<<<<

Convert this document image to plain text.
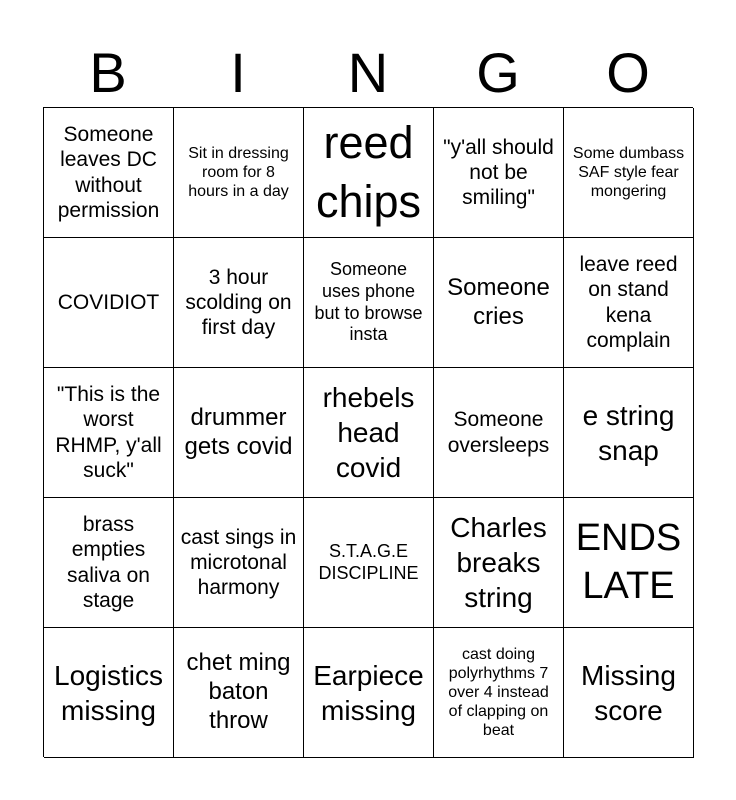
B	I	N	G	O
Someone leaves DC without permission
Sit in dressing room for 8 hours in a day
reed chips
"y'all should not be smiling"
Some dumbass SAF style fear mongering
COVIDIOT
3 hour scolding on first day
Someone uses phone but to browse insta
Someone cries
leave reed on stand kena complain
"This is the worst RHMP, y'all suck"
drummer gets covid
rhebels head covid
Someone oversleeps
e string snap
brass empties saliva on stage
cast sings in microtonal harmony
S.T.A.G.E DISCIPLINE
Charles breaks string
ENDS LATE
Logistics missing
chet ming baton throw
Earpiece missing
cast doing polyrhythms 7 over 4 instead of clapping on beat
Missing score
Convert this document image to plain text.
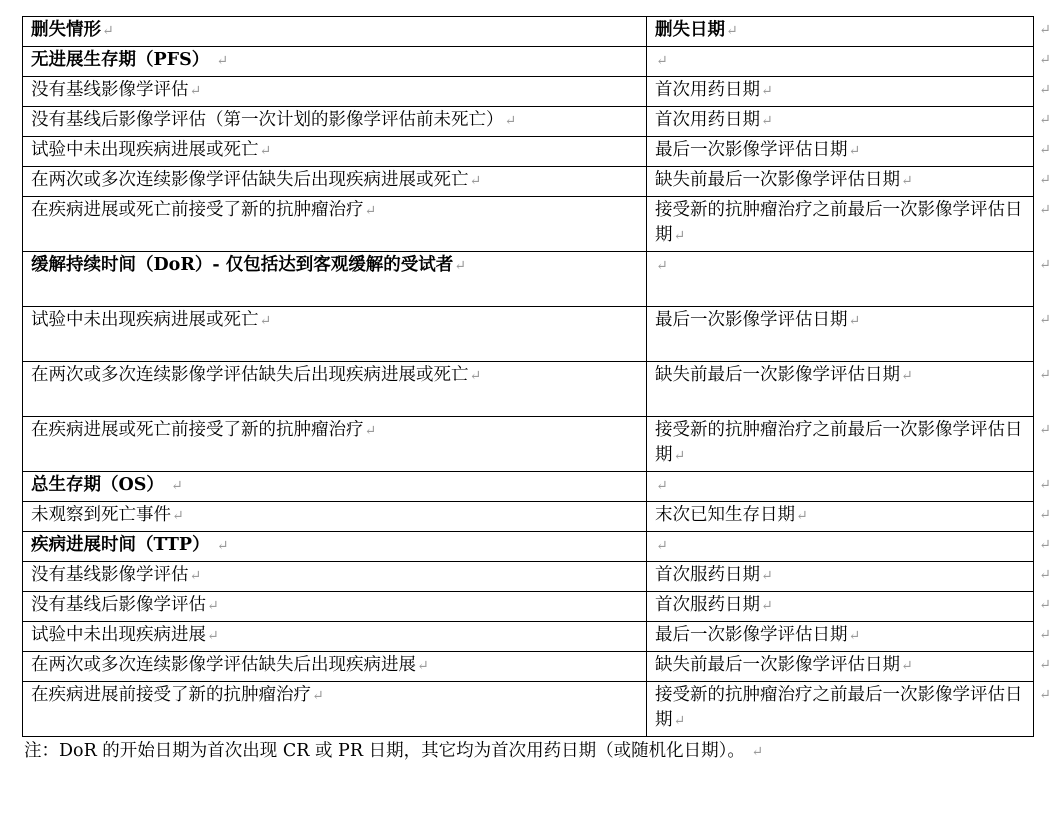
删失情形↵	删失日期↵
无进展生存期（PFS） ↵	↵
没有基线影像学评估↵	首次用药日期↵
没有基线后影像学评估（第一次计划的影像学评估前未死亡）↵	首次用药日期↵
试验中未出现疾病进展或死亡↵	最后一次影像学评估日期↵
在两次或多次连续影像学评估缺失后出现疾病进展或死亡↵	缺失前最后一次影像学评估日期↵
在疾病进展或死亡前接受了新的抗肿瘤治疗↵	接受新的抗肿瘤治疗之前最后一次影像学评估日期↵
缓解持续时间（DoR）- 仅包括达到客观缓解的受试者↵	↵
试验中未出现疾病进展或死亡↵	最后一次影像学评估日期↵
在两次或多次连续影像学评估缺失后出现疾病进展或死亡↵	缺失前最后一次影像学评估日期↵
在疾病进展或死亡前接受了新的抗肿瘤治疗↵	接受新的抗肿瘤治疗之前最后一次影像学评估日期↵
总生存期（OS） ↵	↵
未观察到死亡事件↵	末次已知生存日期↵
疾病进展时间（TTP） ↵	↵
没有基线影像学评估↵	首次服药日期↵
没有基线后影像学评估↵	首次服药日期↵
试验中未出现疾病进展↵	最后一次影像学评估日期↵
在两次或多次连续影像学评估缺失后出现疾病进展↵	缺失前最后一次影像学评估日期↵
在疾病进展前接受了新的抗肿瘤治疗↵	接受新的抗肿瘤治疗之前最后一次影像学评估日期↵
注：DoR 的开始日期为首次出现 CR 或 PR 日期，其它均为首次用药日期（或随机化日期）。 ↵
↵
↵
↵
↵
↵
↵
↵
↵
↵
↵
↵
↵
↵
↵
↵
↵
↵
↵
↵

>>>>

**TASK:**
Which lines include the word "cast"? Copy every one of them.

**OUTPUT FOR THIS EXERCISE:**
cast sings in microtonal harmony
cast doing polyrhythms 7 over 4 instead of clapping on beat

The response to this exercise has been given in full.